_Task description_
Print the entries verbatim, leaving out the images they contain.
START Records for the exercise
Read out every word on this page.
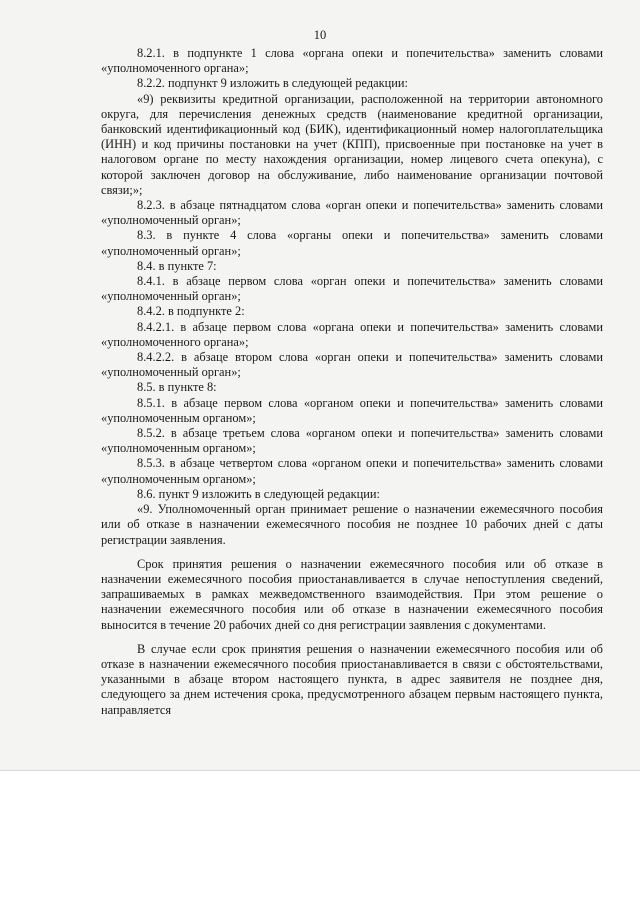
10

8.2.1. в подпункте 1 слова «органа опеки и попечительства» заменить словами «уполномоченного органа»;

8.2.2. подпункт 9 изложить в следующей редакции:

«9) реквизиты кредитной организации, расположенной на территории автономного округа, для перечисления денежных средств (наименование кредитной организации, банковский идентификационный код (БИК), идентификационный номер налогоплательщика (ИНН) и код причины постановки на учет (КПП), присвоенные при постановке на учет в налоговом органе по месту нахождения организации, номер лицевого счета опекуна), с которой заключен договор на обслуживание, либо наименование организации почтовой связи;»;

8.2.3. в абзаце пятнадцатом слова «орган опеки и попечительства» заменить словами «уполномоченный орган»;

8.3. в пункте 4 слова «органы опеки и попечительства» заменить словами «уполномоченный орган»;

8.4. в пункте 7:

8.4.1. в абзаце первом слова «орган опеки и попечительства» заменить словами «уполномоченный орган»;

8.4.2. в подпункте 2:

8.4.2.1. в абзаце первом слова «органа опеки и попечительства» заменить словами «уполномоченного органа»;

8.4.2.2. в абзаце втором слова «орган опеки и попечительства» заменить словами «уполномоченный орган»;

8.5. в пункте 8:

8.5.1. в абзаце первом слова «органом опеки и попечительства» заменить словами «уполномоченным органом»;

8.5.2. в абзаце третьем слова «органом опеки и попечительства» заменить словами «уполномоченным органом»;

8.5.3. в абзаце четвертом слова «органом опеки и попечительства» заменить словами «уполномоченным органом»;

8.6. пункт 9 изложить в следующей редакции:

«9. Уполномоченный орган принимает решение о назначении ежемесячного пособия или об отказе в назначении ежемесячного пособия не позднее 10 рабочих дней с даты регистрации заявления.

Срок принятия решения о назначении ежемесячного пособия или об отказе в назначении ежемесячного пособия приостанавливается в случае непоступления сведений, запрашиваемых в рамках межведомственного взаимодействия. При этом решение о назначении ежемесячного пособия или об отказе в назначении ежемесячного пособия выносится в течение 20 рабочих дней со дня регистрации заявления с документами.

В случае если срок принятия решения о назначении ежемесячного пособия или об отказе в назначении ежемесячного пособия приостанавливается в связи с обстоятельствами, указанными в абзаце втором настоящего пункта, в адрес заявителя не позднее дня, следующего за днем истечения срока, предусмотренного абзацем первым настоящего пункта, направляется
END Records for the exercise
_Answer below_
Read out every word on this page.
10

8.2.1. в подпункте 1 слова «органа опеки и попечительства» заменить словами «уполномоченного органа»;

8.2.2. подпункт 9 изложить в следующей редакции:

«9) реквизиты кредитной организации, расположенной на территории автономного округа, для перечисления денежных средств (наименование кредитной организации, банковский идентификационный код (БИК), идентификационный номер налогоплательщика (ИНН) и код причины постановки на учет (КПП), присвоенные при постановке на учет в налоговом органе по месту нахождения организации, номер лицевого счета опекуна), с которой заключен договор на обслуживание, либо наименование организации почтовой связи;»;

8.2.3. в абзаце пятнадцатом слова «орган опеки и попечительства» заменить словами «уполномоченный орган»;

8.3. в пункте 4 слова «органы опеки и попечительства» заменить словами «уполномоченный орган»;

8.4. в пункте 7:

8.4.1. в абзаце первом слова «орган опеки и попечительства» заменить словами «уполномоченный орган»;

8.4.2. в подпункте 2:

8.4.2.1. в абзаце первом слова «органа опеки и попечительства» заменить словами «уполномоченного органа»;

8.4.2.2. в абзаце втором слова «орган опеки и попечительства» заменить словами «уполномоченный орган»;

8.5. в пункте 8:

8.5.1. в абзаце первом слова «органом опеки и попечительства» заменить словами «уполномоченным органом»;

8.5.2. в абзаце третьем слова «органом опеки и попечительства» заменить словами «уполномоченным органом»;

8.5.3. в абзаце четвертом слова «органом опеки и попечительства» заменить словами «уполномоченным органом»;

8.6. пункт 9 изложить в следующей редакции:

«9. Уполномоченный орган принимает решение о назначении ежемесячного пособия или об отказе в назначении ежемесячного пособия не позднее 10 рабочих дней с даты регистрации заявления.

Срок принятия решения о назначении ежемесячного пособия или об отказе в назначении ежемесячного пособия приостанавливается в случае непоступления сведений, запрашиваемых в рамках межведомственного взаимодействия. При этом решение о назначении ежемесячного пособия или об отказе в назначении ежемесячного пособия выносится в течение 20 рабочих дней со дня регистрации заявления с документами.

В случае если срок принятия решения о назначении ежемесячного пособия или об отказе в назначении ежемесячного пособия приостанавливается в связи с обстоятельствами, указанными в абзаце втором настоящего пункта, в адрес заявителя не позднее дня, следующего за днем истечения срока, предусмотренного абзацем первым настоящего пункта, направляется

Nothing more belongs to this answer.